* _What to produce_: Answer with nothing but a number: how many lines include the word "subtropicale"?

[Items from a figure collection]
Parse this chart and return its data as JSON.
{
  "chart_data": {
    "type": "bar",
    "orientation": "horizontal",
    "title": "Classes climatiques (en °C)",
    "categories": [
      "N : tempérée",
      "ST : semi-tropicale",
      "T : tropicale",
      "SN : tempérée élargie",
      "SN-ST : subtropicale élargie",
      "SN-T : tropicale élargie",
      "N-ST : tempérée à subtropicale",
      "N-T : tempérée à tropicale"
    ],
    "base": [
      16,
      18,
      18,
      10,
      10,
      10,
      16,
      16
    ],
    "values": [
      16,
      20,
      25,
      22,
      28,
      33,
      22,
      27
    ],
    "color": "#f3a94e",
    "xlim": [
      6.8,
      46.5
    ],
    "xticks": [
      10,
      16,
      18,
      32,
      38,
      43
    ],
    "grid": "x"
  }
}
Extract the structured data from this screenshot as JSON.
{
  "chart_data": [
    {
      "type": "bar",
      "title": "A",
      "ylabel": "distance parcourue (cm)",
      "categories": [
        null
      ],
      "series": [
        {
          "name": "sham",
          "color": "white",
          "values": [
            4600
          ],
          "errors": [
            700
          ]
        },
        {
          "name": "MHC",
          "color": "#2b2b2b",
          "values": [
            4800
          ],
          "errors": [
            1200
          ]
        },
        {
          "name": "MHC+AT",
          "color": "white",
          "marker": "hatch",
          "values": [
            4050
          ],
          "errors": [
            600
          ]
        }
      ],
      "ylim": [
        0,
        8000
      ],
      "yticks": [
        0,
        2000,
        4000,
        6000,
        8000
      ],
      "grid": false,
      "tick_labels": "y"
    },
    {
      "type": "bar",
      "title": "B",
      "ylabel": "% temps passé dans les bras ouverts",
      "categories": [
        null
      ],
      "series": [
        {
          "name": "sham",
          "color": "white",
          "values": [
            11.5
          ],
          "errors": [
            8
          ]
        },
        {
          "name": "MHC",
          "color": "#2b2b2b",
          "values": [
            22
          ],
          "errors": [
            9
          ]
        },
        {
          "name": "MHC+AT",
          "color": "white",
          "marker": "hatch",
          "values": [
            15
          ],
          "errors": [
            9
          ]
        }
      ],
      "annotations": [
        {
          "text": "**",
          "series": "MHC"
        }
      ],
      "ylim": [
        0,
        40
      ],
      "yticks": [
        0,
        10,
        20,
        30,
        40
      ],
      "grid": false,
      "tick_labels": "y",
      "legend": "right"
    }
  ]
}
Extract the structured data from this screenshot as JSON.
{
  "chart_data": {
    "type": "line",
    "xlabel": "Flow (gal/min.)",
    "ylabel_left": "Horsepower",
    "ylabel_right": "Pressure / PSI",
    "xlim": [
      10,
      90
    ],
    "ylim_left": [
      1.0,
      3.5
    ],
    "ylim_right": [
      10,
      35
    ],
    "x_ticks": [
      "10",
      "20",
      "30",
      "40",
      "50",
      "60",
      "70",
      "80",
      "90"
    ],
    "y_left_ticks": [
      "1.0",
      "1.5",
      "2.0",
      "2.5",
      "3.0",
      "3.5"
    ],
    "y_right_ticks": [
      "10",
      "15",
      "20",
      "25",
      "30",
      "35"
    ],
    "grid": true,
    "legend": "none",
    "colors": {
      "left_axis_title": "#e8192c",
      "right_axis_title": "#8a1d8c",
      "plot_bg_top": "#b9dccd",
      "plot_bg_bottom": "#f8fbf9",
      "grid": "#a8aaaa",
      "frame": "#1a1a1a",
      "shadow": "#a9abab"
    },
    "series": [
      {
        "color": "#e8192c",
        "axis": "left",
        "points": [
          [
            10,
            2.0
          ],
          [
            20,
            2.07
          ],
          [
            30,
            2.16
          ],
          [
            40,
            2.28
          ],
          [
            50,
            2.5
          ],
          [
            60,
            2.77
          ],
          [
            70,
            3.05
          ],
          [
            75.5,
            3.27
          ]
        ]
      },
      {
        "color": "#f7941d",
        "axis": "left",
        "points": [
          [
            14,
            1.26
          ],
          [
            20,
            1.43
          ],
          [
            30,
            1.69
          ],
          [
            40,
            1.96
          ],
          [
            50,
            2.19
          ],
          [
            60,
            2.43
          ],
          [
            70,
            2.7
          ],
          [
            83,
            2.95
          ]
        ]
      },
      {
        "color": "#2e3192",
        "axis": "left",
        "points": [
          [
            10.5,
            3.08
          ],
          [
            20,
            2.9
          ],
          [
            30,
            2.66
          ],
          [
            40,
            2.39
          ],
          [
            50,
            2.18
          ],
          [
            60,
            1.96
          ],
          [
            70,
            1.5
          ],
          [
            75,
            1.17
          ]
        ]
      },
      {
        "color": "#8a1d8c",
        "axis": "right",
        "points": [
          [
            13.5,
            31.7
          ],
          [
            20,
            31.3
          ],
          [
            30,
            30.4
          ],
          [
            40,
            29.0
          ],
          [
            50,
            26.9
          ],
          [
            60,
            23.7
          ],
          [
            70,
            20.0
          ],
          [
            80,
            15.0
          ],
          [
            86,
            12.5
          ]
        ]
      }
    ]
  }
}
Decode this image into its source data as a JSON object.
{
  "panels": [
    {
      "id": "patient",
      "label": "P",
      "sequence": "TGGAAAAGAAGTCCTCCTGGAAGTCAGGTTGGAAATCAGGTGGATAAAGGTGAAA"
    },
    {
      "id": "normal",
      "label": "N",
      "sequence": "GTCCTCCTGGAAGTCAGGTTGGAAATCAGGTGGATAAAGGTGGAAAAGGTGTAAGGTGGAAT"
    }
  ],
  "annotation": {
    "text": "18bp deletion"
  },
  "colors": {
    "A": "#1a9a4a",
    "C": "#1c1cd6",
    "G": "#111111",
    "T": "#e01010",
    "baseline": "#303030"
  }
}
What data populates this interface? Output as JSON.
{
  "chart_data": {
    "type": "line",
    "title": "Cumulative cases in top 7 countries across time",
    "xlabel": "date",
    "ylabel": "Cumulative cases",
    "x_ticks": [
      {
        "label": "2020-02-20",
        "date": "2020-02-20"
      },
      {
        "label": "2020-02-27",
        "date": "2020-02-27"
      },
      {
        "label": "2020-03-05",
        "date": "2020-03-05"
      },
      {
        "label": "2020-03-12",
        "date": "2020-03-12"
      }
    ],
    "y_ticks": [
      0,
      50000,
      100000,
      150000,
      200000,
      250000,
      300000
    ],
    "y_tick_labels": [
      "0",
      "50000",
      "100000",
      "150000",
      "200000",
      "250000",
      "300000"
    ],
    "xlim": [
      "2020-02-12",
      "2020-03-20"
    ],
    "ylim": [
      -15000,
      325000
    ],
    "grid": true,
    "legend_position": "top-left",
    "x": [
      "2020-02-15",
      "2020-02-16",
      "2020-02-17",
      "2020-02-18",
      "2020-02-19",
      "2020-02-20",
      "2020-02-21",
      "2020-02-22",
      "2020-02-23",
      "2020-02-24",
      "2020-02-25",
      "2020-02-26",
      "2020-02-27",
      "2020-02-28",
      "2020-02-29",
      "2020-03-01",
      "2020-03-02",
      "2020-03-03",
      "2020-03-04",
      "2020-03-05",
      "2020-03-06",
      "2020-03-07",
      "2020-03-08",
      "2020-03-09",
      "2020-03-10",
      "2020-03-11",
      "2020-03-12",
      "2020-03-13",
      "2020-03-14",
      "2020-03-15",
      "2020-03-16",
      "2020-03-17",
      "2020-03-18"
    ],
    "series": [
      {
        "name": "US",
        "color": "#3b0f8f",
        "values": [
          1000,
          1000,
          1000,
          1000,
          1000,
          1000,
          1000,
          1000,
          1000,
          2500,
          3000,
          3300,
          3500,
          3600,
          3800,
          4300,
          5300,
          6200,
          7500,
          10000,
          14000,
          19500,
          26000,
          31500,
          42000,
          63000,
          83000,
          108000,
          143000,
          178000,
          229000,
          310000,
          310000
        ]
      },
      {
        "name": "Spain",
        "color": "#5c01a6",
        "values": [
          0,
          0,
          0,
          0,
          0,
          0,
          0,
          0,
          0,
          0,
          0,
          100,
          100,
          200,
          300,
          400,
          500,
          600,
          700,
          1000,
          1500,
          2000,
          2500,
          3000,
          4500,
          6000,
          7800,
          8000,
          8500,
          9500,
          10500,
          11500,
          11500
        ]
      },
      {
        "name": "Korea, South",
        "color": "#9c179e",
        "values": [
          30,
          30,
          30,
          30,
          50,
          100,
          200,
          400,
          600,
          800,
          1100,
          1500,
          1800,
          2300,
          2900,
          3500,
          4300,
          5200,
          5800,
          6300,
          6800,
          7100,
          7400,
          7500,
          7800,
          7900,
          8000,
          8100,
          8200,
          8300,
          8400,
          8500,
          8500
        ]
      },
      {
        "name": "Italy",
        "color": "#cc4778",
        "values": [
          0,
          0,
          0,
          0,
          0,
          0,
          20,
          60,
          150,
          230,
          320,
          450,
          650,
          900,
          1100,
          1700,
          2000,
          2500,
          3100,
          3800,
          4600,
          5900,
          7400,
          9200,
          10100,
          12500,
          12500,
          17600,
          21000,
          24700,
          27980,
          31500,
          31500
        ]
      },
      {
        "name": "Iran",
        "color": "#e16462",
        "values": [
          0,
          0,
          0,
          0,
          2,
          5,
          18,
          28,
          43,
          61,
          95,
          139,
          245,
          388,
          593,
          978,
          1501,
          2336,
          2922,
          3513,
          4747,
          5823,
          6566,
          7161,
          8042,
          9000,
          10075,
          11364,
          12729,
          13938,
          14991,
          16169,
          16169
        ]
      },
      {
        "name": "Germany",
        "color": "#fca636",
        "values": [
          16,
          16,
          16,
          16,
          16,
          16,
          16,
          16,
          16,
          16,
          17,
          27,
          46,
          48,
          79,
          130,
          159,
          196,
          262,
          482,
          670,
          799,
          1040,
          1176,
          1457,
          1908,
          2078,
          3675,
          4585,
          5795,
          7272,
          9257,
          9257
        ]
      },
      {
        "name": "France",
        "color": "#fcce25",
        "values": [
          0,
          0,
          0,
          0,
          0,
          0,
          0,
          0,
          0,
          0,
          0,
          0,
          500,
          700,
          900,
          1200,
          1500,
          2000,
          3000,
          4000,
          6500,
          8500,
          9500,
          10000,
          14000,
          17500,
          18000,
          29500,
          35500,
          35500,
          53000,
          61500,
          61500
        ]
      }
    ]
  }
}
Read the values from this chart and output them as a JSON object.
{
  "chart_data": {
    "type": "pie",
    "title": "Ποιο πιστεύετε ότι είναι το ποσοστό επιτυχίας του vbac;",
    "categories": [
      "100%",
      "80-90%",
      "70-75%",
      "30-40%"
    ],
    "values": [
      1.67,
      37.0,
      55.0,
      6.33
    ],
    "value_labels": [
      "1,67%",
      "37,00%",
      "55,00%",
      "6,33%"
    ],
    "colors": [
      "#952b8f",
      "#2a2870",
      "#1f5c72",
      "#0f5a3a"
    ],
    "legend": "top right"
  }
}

* _Completed task_: 2